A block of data
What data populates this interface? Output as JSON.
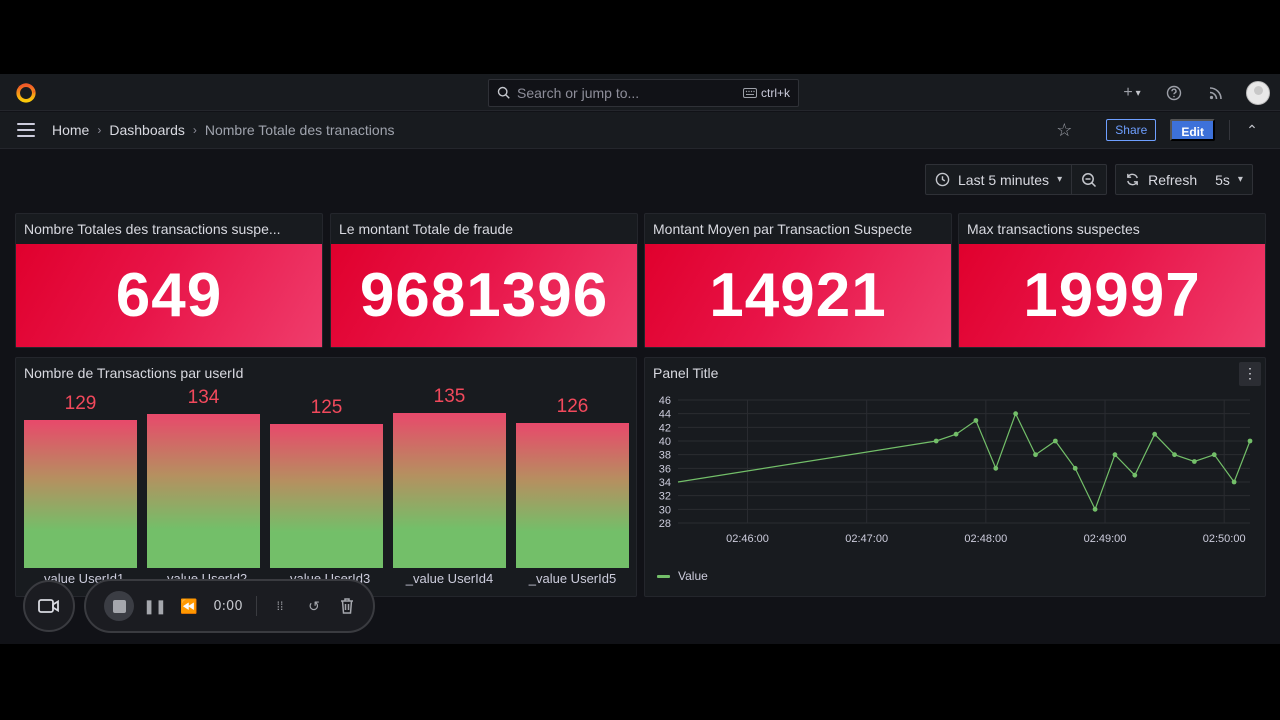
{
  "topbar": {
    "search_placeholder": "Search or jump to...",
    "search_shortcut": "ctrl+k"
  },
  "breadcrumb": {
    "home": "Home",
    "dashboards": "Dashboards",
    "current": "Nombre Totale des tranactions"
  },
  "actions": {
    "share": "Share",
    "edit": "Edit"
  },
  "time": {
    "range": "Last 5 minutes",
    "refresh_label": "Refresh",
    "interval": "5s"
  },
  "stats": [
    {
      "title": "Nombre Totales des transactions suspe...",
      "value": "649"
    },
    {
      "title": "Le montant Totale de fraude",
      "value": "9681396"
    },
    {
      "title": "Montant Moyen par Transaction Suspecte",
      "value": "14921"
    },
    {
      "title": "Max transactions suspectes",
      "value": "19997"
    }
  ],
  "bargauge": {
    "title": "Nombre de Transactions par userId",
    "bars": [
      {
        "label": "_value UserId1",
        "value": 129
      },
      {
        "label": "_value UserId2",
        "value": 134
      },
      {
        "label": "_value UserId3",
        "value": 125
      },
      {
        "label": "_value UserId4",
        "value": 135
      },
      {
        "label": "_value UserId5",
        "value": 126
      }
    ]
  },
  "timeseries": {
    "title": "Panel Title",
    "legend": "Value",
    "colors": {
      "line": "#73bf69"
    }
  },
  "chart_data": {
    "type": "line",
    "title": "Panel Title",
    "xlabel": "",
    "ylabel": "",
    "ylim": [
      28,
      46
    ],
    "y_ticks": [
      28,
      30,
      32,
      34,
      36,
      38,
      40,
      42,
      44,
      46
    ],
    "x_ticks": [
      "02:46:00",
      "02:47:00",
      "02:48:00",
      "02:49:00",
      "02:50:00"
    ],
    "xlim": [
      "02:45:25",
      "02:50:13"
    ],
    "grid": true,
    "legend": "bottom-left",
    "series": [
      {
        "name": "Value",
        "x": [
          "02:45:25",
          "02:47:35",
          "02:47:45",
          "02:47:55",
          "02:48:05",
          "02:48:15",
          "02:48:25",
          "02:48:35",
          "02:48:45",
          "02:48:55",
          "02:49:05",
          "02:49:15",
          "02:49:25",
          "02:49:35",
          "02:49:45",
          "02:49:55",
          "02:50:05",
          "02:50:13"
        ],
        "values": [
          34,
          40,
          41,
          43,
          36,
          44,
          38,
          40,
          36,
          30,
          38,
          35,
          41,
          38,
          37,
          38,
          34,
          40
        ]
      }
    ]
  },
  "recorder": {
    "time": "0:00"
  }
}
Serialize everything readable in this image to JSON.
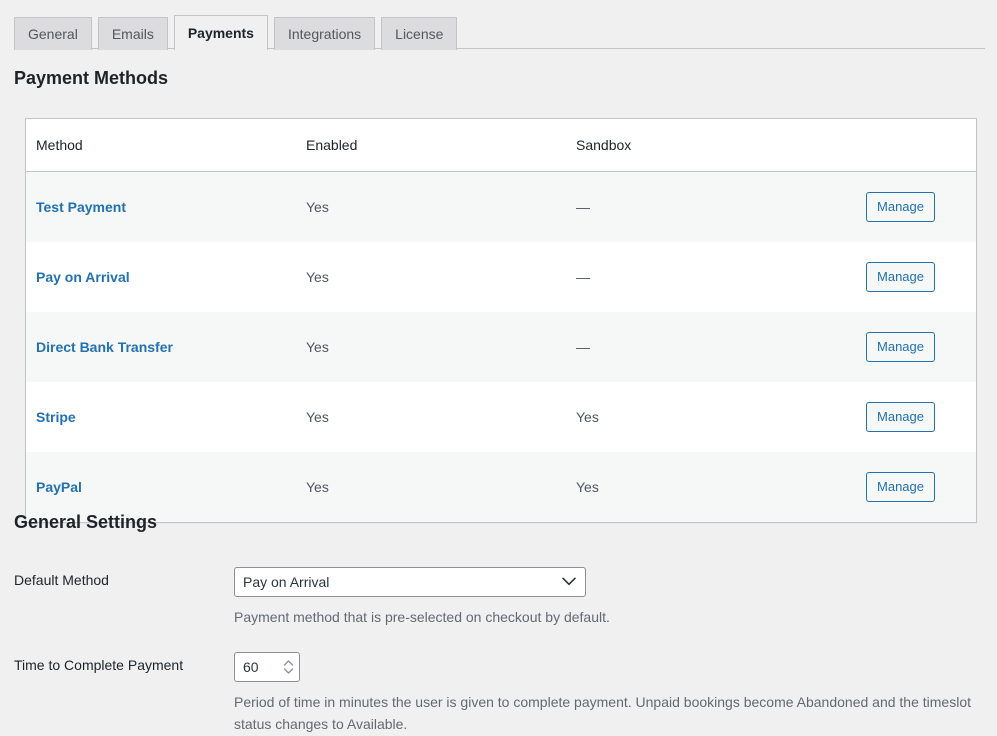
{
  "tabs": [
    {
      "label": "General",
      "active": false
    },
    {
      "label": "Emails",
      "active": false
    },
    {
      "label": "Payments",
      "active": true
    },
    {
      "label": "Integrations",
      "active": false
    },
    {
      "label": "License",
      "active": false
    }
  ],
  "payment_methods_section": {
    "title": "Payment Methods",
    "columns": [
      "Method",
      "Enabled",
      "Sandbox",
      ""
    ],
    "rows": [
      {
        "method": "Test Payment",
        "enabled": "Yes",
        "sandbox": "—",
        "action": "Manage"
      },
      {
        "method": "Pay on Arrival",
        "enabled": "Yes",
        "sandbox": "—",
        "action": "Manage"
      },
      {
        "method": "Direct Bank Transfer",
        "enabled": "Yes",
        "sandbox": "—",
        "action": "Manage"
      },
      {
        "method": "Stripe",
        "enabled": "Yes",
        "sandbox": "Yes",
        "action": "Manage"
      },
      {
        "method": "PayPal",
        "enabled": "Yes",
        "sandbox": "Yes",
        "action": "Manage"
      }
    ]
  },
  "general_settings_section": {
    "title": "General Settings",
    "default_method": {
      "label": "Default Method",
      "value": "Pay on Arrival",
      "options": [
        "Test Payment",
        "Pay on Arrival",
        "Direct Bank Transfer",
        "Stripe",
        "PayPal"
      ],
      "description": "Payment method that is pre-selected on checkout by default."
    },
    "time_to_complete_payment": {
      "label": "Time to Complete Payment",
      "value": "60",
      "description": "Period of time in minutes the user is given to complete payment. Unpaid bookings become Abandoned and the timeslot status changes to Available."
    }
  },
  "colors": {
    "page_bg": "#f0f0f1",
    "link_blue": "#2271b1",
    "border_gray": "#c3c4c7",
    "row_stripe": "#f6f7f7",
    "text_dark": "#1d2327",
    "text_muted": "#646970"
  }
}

• Exercise instructions
All records above are to be printed exactly, minus the pictures they contain.

• The response
What data populates this interface? Output as JSON.
{
  "topbar": {
    "search_placeholder": "Search or jump to...",
    "search_shortcut": "ctrl+k"
  },
  "breadcrumb": {
    "home": "Home",
    "dashboards": "Dashboards",
    "current": "Nombre Totale des tranactions"
  },
  "actions": {
    "share": "Share",
    "edit": "Edit"
  },
  "time": {
    "range": "Last 5 minutes",
    "refresh_label": "Refresh",
    "interval": "5s"
  },
  "stats": [
    {
      "title": "Nombre Totales des transactions suspe...",
      "value": "649"
    },
    {
      "title": "Le montant Totale de fraude",
      "value": "9681396"
    },
    {
      "title": "Montant Moyen par Transaction Suspecte",
      "value": "14921"
    },
    {
      "title": "Max transactions suspectes",
      "value": "19997"
    }
  ],
  "bargauge": {
    "title": "Nombre de Transactions par userId",
    "bars": [
      {
        "label": "_value UserId1",
        "value": 129
      },
      {
        "label": "_value UserId2",
        "value": 134
      },
      {
        "label": "_value UserId3",
        "value": 125
      },
      {
        "label": "_value UserId4",
        "value": 135
      },
      {
        "label": "_value UserId5",
        "value": 126
      }
    ]
  },
  "timeseries": {
    "title": "Panel Title",
    "legend": "Value",
    "colors": {
      "line": "#73bf69"
    }
  },
  "chart_data": {
    "type": "line",
    "title": "Panel Title",
    "xlabel": "",
    "ylabel": "",
    "ylim": [
      28,
      46
    ],
    "y_ticks": [
      28,
      30,
      32,
      34,
      36,
      38,
      40,
      42,
      44,
      46
    ],
    "x_ticks": [
      "02:46:00",
      "02:47:00",
      "02:48:00",
      "02:49:00",
      "02:50:00"
    ],
    "xlim": [
      "02:45:25",
      "02:50:13"
    ],
    "grid": true,
    "legend": "bottom-left",
    "series": [
      {
        "name": "Value",
        "x": [
          "02:45:25",
          "02:47:35",
          "02:47:45",
          "02:47:55",
          "02:48:05",
          "02:48:15",
          "02:48:25",
          "02:48:35",
          "02:48:45",
          "02:48:55",
          "02:49:05",
          "02:49:15",
          "02:49:25",
          "02:49:35",
          "02:49:45",
          "02:49:55",
          "02:50:05",
          "02:50:13"
        ],
        "values": [
          34,
          40,
          41,
          43,
          36,
          44,
          38,
          40,
          36,
          30,
          38,
          35,
          41,
          38,
          37,
          38,
          34,
          40
        ]
      }
    ]
  },
  "recorder": {
    "time": "0:00"
  }
}
Serialize everything readable in this image to JSON.
{
  "tabs": [
    {
      "label": "General",
      "active": false
    },
    {
      "label": "Emails",
      "active": false
    },
    {
      "label": "Payments",
      "active": true
    },
    {
      "label": "Integrations",
      "active": false
    },
    {
      "label": "License",
      "active": false
    }
  ],
  "payment_methods_section": {
    "title": "Payment Methods",
    "columns": [
      "Method",
      "Enabled",
      "Sandbox",
      ""
    ],
    "rows": [
      {
        "method": "Test Payment",
        "enabled": "Yes",
        "sandbox": "—",
        "action": "Manage"
      },
      {
        "method": "Pay on Arrival",
        "enabled": "Yes",
        "sandbox": "—",
        "action": "Manage"
      },
      {
        "method": "Direct Bank Transfer",
        "enabled": "Yes",
        "sandbox": "—",
        "action": "Manage"
      },
      {
        "method": "Stripe",
        "enabled": "Yes",
        "sandbox": "Yes",
        "action": "Manage"
      },
      {
        "method": "PayPal",
        "enabled": "Yes",
        "sandbox": "Yes",
        "action": "Manage"
      }
    ]
  },
  "general_settings_section": {
    "title": "General Settings",
    "default_method": {
      "label": "Default Method",
      "value": "Pay on Arrival",
      "options": [
        "Test Payment",
        "Pay on Arrival",
        "Direct Bank Transfer",
        "Stripe",
        "PayPal"
      ],
      "description": "Payment method that is pre-selected on checkout by default."
    },
    "time_to_complete_payment": {
      "label": "Time to Complete Payment",
      "value": "60",
      "description": "Period of time in minutes the user is given to complete payment. Unpaid bookings become Abandoned and the timeslot status changes to Available."
    }
  },
  "colors": {
    "page_bg": "#f0f0f1",
    "link_blue": "#2271b1",
    "border_gray": "#c3c4c7",
    "row_stripe": "#f6f7f7",
    "text_dark": "#1d2327",
    "text_muted": "#646970"
  }
}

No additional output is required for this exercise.